* Information provided *
** Begin **

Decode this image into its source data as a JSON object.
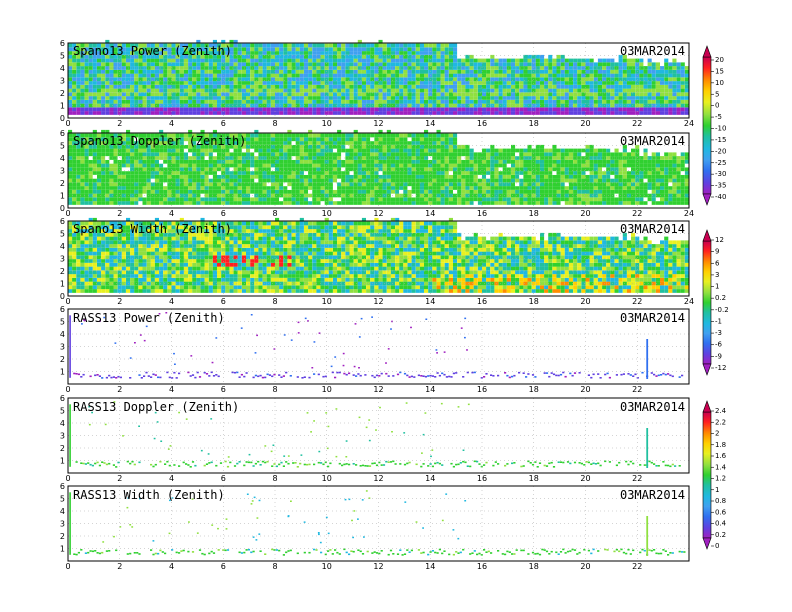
{
  "chart_data": [
    {
      "type": "heatmap",
      "title": "Spano13 Power (Zenith)",
      "date": "03MAR2014",
      "x_ticks": [
        "0",
        "2",
        "4",
        "6",
        "8",
        "10",
        "12",
        "14",
        "16",
        "18",
        "20",
        "22",
        "24"
      ],
      "y_ticks": [
        "0",
        "1",
        "2",
        "3",
        "4",
        "5",
        "6"
      ],
      "xlim": [
        0,
        24
      ],
      "ylim": [
        0,
        6
      ],
      "grid": true,
      "colorbar_ticks": [
        "20",
        "15",
        "10",
        "5",
        "0",
        "-5",
        "-10",
        "-15",
        "-20",
        "-25",
        "-30",
        "-35",
        "-40"
      ]
    },
    {
      "type": "heatmap",
      "title": "Spano13 Doppler (Zenith)",
      "date": "03MAR2014",
      "x_ticks": [
        "0",
        "2",
        "4",
        "6",
        "8",
        "10",
        "12",
        "14",
        "16",
        "18",
        "20",
        "22",
        "24"
      ],
      "y_ticks": [
        "0",
        "1",
        "2",
        "3",
        "4",
        "5",
        "6"
      ],
      "xlim": [
        0,
        24
      ],
      "ylim": [
        0,
        6
      ],
      "grid": true
    },
    {
      "type": "heatmap",
      "title": "Spano13 Width (Zenith)",
      "date": "03MAR2014",
      "x_ticks": [
        "0",
        "2",
        "4",
        "6",
        "8",
        "10",
        "12",
        "14",
        "16",
        "18",
        "20",
        "22",
        "24"
      ],
      "y_ticks": [
        "0",
        "1",
        "2",
        "3",
        "4",
        "5",
        "6"
      ],
      "xlim": [
        0,
        24
      ],
      "ylim": [
        0,
        6
      ],
      "grid": true
    },
    {
      "type": "heatmap",
      "title": "RASS13 Power (Zenith)",
      "date": "03MAR2014",
      "x_ticks": [
        "0",
        "2",
        "4",
        "6",
        "8",
        "10",
        "12",
        "14",
        "16",
        "18",
        "20",
        "22"
      ],
      "y_ticks": [
        "1",
        "2",
        "3",
        "4",
        "5",
        "6"
      ],
      "xlim": [
        0,
        24
      ],
      "ylim": [
        0,
        6
      ],
      "grid": true,
      "colorbar_ticks": [
        "12",
        "9",
        "6",
        "3",
        "1",
        "0.2",
        "-0.2",
        "-1",
        "-3",
        "-6",
        "-9",
        "-12"
      ]
    },
    {
      "type": "heatmap",
      "title": "RASS13 Doppler (Zenith)",
      "date": "03MAR2014",
      "x_ticks": [
        "0",
        "2",
        "4",
        "6",
        "8",
        "10",
        "12",
        "14",
        "16",
        "18",
        "20",
        "22"
      ],
      "y_ticks": [
        "1",
        "2",
        "3",
        "4",
        "5",
        "6"
      ],
      "xlim": [
        0,
        24
      ],
      "ylim": [
        0,
        6
      ],
      "grid": true
    },
    {
      "type": "heatmap",
      "title": "RASS13 Width (Zenith)",
      "date": "03MAR2014",
      "x_ticks": [
        "0",
        "2",
        "4",
        "6",
        "8",
        "10",
        "12",
        "14",
        "16",
        "18",
        "20",
        "22"
      ],
      "y_ticks": [
        "1",
        "2",
        "3",
        "4",
        "5",
        "6"
      ],
      "xlim": [
        0,
        24
      ],
      "ylim": [
        0,
        6
      ],
      "grid": true,
      "colorbar_ticks": [
        "2.4",
        "2.2",
        "2",
        "1.8",
        "1.6",
        "1.4",
        "1.2",
        "1",
        "0.8",
        "0.6",
        "0.4",
        "0.2",
        "0"
      ]
    }
  ],
  "colors": {
    "scale": [
      "#c80050",
      "#ff2020",
      "#ff8c00",
      "#ffd000",
      "#e8f020",
      "#90e040",
      "#30d030",
      "#20c0a0",
      "#20b8e0",
      "#40a0f0",
      "#3070f0",
      "#6040e0",
      "#a020c0"
    ]
  }
}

** End **

* Exercise goal *
Reproduce all of the data exactly; the pictures do not belong in the copy.

* Finished answer *
Decode this image into its source data as a JSON object.
{
  "chart_data": [
    {
      "type": "heatmap",
      "title": "Spano13 Power (Zenith)",
      "date": "03MAR2014",
      "x_ticks": [
        "0",
        "2",
        "4",
        "6",
        "8",
        "10",
        "12",
        "14",
        "16",
        "18",
        "20",
        "22",
        "24"
      ],
      "y_ticks": [
        "0",
        "1",
        "2",
        "3",
        "4",
        "5",
        "6"
      ],
      "xlim": [
        0,
        24
      ],
      "ylim": [
        0,
        6
      ],
      "grid": true,
      "colorbar_ticks": [
        "20",
        "15",
        "10",
        "5",
        "0",
        "-5",
        "-10",
        "-15",
        "-20",
        "-25",
        "-30",
        "-35",
        "-40"
      ]
    },
    {
      "type": "heatmap",
      "title": "Spano13 Doppler (Zenith)",
      "date": "03MAR2014",
      "x_ticks": [
        "0",
        "2",
        "4",
        "6",
        "8",
        "10",
        "12",
        "14",
        "16",
        "18",
        "20",
        "22",
        "24"
      ],
      "y_ticks": [
        "0",
        "1",
        "2",
        "3",
        "4",
        "5",
        "6"
      ],
      "xlim": [
        0,
        24
      ],
      "ylim": [
        0,
        6
      ],
      "grid": true
    },
    {
      "type": "heatmap",
      "title": "Spano13 Width (Zenith)",
      "date": "03MAR2014",
      "x_ticks": [
        "0",
        "2",
        "4",
        "6",
        "8",
        "10",
        "12",
        "14",
        "16",
        "18",
        "20",
        "22",
        "24"
      ],
      "y_ticks": [
        "0",
        "1",
        "2",
        "3",
        "4",
        "5",
        "6"
      ],
      "xlim": [
        0,
        24
      ],
      "ylim": [
        0,
        6
      ],
      "grid": true
    },
    {
      "type": "heatmap",
      "title": "RASS13 Power (Zenith)",
      "date": "03MAR2014",
      "x_ticks": [
        "0",
        "2",
        "4",
        "6",
        "8",
        "10",
        "12",
        "14",
        "16",
        "18",
        "20",
        "22"
      ],
      "y_ticks": [
        "1",
        "2",
        "3",
        "4",
        "5",
        "6"
      ],
      "xlim": [
        0,
        24
      ],
      "ylim": [
        0,
        6
      ],
      "grid": true,
      "colorbar_ticks": [
        "12",
        "9",
        "6",
        "3",
        "1",
        "0.2",
        "-0.2",
        "-1",
        "-3",
        "-6",
        "-9",
        "-12"
      ]
    },
    {
      "type": "heatmap",
      "title": "RASS13 Doppler (Zenith)",
      "date": "03MAR2014",
      "x_ticks": [
        "0",
        "2",
        "4",
        "6",
        "8",
        "10",
        "12",
        "14",
        "16",
        "18",
        "20",
        "22"
      ],
      "y_ticks": [
        "1",
        "2",
        "3",
        "4",
        "5",
        "6"
      ],
      "xlim": [
        0,
        24
      ],
      "ylim": [
        0,
        6
      ],
      "grid": true
    },
    {
      "type": "heatmap",
      "title": "RASS13 Width (Zenith)",
      "date": "03MAR2014",
      "x_ticks": [
        "0",
        "2",
        "4",
        "6",
        "8",
        "10",
        "12",
        "14",
        "16",
        "18",
        "20",
        "22"
      ],
      "y_ticks": [
        "1",
        "2",
        "3",
        "4",
        "5",
        "6"
      ],
      "xlim": [
        0,
        24
      ],
      "ylim": [
        0,
        6
      ],
      "grid": true,
      "colorbar_ticks": [
        "2.4",
        "2.2",
        "2",
        "1.8",
        "1.6",
        "1.4",
        "1.2",
        "1",
        "0.8",
        "0.6",
        "0.4",
        "0.2",
        "0"
      ]
    }
  ],
  "colors": {
    "scale": [
      "#c80050",
      "#ff2020",
      "#ff8c00",
      "#ffd000",
      "#e8f020",
      "#90e040",
      "#30d030",
      "#20c0a0",
      "#20b8e0",
      "#40a0f0",
      "#3070f0",
      "#6040e0",
      "#a020c0"
    ]
  }
}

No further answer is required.